▶ **What you are asked to do**:
What follows are records. Restate all of them word for word.

______

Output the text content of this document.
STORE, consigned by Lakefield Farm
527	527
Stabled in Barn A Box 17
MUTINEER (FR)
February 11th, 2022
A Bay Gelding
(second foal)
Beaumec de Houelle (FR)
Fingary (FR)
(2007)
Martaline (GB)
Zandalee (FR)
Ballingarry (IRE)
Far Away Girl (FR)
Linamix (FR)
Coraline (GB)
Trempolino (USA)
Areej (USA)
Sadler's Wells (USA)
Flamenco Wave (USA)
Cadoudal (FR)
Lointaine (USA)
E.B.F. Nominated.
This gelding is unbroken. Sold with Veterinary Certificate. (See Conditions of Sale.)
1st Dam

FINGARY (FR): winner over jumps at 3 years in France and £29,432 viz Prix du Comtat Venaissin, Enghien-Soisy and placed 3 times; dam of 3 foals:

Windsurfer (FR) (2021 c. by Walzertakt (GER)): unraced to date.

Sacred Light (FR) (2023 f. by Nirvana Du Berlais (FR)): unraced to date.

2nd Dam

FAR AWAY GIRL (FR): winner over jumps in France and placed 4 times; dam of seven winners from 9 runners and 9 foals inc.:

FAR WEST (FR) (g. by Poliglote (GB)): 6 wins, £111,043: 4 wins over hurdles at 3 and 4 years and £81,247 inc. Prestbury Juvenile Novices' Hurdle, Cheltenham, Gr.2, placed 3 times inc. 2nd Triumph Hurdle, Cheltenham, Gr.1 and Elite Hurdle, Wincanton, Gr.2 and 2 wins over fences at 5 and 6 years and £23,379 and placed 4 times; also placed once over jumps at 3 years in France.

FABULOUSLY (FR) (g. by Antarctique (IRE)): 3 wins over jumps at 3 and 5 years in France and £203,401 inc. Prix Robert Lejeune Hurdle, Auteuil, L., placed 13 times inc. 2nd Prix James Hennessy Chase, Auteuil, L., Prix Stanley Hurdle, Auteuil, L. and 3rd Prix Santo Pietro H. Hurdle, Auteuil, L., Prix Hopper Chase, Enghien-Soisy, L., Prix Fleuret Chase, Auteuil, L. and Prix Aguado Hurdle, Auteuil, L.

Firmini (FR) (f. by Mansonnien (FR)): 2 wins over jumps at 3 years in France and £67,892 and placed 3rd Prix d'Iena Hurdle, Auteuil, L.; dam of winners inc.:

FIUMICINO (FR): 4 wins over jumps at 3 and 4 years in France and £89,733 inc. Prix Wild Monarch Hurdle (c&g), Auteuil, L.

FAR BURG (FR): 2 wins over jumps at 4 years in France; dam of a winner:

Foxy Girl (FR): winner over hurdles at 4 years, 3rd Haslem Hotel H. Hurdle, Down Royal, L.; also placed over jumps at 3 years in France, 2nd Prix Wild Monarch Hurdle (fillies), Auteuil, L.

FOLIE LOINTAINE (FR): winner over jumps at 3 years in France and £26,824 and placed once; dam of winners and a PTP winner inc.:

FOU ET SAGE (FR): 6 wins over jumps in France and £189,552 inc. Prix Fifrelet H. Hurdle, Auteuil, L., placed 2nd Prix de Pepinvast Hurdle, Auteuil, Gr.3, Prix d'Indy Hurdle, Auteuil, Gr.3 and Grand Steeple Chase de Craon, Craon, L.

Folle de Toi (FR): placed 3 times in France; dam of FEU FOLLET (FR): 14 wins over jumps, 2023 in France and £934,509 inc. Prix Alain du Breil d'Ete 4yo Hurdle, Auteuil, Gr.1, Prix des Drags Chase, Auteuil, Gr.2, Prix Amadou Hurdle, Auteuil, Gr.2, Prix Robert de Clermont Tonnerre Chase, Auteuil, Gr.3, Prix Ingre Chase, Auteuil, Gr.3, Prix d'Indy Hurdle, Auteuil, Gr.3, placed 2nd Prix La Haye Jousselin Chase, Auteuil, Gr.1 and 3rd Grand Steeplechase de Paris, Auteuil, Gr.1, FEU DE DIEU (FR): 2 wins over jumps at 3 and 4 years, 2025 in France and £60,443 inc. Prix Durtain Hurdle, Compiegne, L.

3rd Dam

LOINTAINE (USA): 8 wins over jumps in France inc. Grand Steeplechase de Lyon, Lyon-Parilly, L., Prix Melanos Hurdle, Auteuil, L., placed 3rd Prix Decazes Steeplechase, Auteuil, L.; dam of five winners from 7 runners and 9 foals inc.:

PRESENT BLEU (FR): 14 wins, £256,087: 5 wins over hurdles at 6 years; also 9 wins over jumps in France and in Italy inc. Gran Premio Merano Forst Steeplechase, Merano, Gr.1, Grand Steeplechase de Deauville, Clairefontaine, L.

______

▶ **Exercise response**:
Output the text content of this document.
STORE, consigned by Lakefield Farm
527	527
Stabled in Barn A Box 17
MUTINEER (FR)
February 11th, 2022
A Bay Gelding
(second foal)
Beaumec de Houelle (FR)
Fingary (FR)
(2007)
Martaline (GB)
Zandalee (FR)
Ballingarry (IRE)
Far Away Girl (FR)
Linamix (FR)
Coraline (GB)
Trempolino (USA)
Areej (USA)
Sadler's Wells (USA)
Flamenco Wave (USA)
Cadoudal (FR)
Lointaine (USA)
E.B.F. Nominated.
This gelding is unbroken. Sold with Veterinary Certificate. (See Conditions of Sale.)
1st Dam

FINGARY (FR): winner over jumps at 3 years in France and £29,432 viz Prix du Comtat Venaissin, Enghien-Soisy and placed 3 times; dam of 3 foals:

Windsurfer (FR) (2021 c. by Walzertakt (GER)): unraced to date.

Sacred Light (FR) (2023 f. by Nirvana Du Berlais (FR)): unraced to date.

2nd Dam

FAR AWAY GIRL (FR): winner over jumps in France and placed 4 times; dam of seven winners from 9 runners and 9 foals inc.:

FAR WEST (FR) (g. by Poliglote (GB)): 6 wins, £111,043: 4 wins over hurdles at 3 and 4 years and £81,247 inc. Prestbury Juvenile Novices' Hurdle, Cheltenham, Gr.2, placed 3 times inc. 2nd Triumph Hurdle, Cheltenham, Gr.1 and Elite Hurdle, Wincanton, Gr.2 and 2 wins over fences at 5 and 6 years and £23,379 and placed 4 times; also placed once over jumps at 3 years in France.

FABULOUSLY (FR) (g. by Antarctique (IRE)): 3 wins over jumps at 3 and 5 years in France and £203,401 inc. Prix Robert Lejeune Hurdle, Auteuil, L., placed 13 times inc. 2nd Prix James Hennessy Chase, Auteuil, L., Prix Stanley Hurdle, Auteuil, L. and 3rd Prix Santo Pietro H. Hurdle, Auteuil, L., Prix Hopper Chase, Enghien-Soisy, L., Prix Fleuret Chase, Auteuil, L. and Prix Aguado Hurdle, Auteuil, L.

Firmini (FR) (f. by Mansonnien (FR)): 2 wins over jumps at 3 years in France and £67,892 and placed 3rd Prix d'Iena Hurdle, Auteuil, L.; dam of winners inc.:

FIUMICINO (FR): 4 wins over jumps at 3 and 4 years in France and £89,733 inc. Prix Wild Monarch Hurdle (c&g), Auteuil, L.

FAR BURG (FR): 2 wins over jumps at 4 years in France; dam of a winner:

Foxy Girl (FR): winner over hurdles at 4 years, 3rd Haslem Hotel H. Hurdle, Down Royal, L.; also placed over jumps at 3 years in France, 2nd Prix Wild Monarch Hurdle (fillies), Auteuil, L.

FOLIE LOINTAINE (FR): winner over jumps at 3 years in France and £26,824 and placed once; dam of winners and a PTP winner inc.:

FOU ET SAGE (FR): 6 wins over jumps in France and £189,552 inc. Prix Fifrelet H. Hurdle, Auteuil, L., placed 2nd Prix de Pepinvast Hurdle, Auteuil, Gr.3, Prix d'Indy Hurdle, Auteuil, Gr.3 and Grand Steeple Chase de Craon, Craon, L.

Folle de Toi (FR): placed 3 times in France; dam of FEU FOLLET (FR): 14 wins over jumps, 2023 in France and £934,509 inc. Prix Alain du Breil d'Ete 4yo Hurdle, Auteuil, Gr.1, Prix des Drags Chase, Auteuil, Gr.2, Prix Amadou Hurdle, Auteuil, Gr.2, Prix Robert de Clermont Tonnerre Chase, Auteuil, Gr.3, Prix Ingre Chase, Auteuil, Gr.3, Prix d'Indy Hurdle, Auteuil, Gr.3, placed 2nd Prix La Haye Jousselin Chase, Auteuil, Gr.1 and 3rd Grand Steeplechase de Paris, Auteuil, Gr.1, FEU DE DIEU (FR): 2 wins over jumps at 3 and 4 years, 2025 in France and £60,443 inc. Prix Durtain Hurdle, Compiegne, L.

3rd Dam

LOINTAINE (USA): 8 wins over jumps in France inc. Grand Steeplechase de Lyon, Lyon-Parilly, L., Prix Melanos Hurdle, Auteuil, L., placed 3rd Prix Decazes Steeplechase, Auteuil, L.; dam of five winners from 7 runners and 9 foals inc.:

PRESENT BLEU (FR): 14 wins, £256,087: 5 wins over hurdles at 6 years; also 9 wins over jumps in France and in Italy inc. Gran Premio Merano Forst Steeplechase, Merano, Gr.1, Grand Steeplechase de Deauville, Clairefontaine, L.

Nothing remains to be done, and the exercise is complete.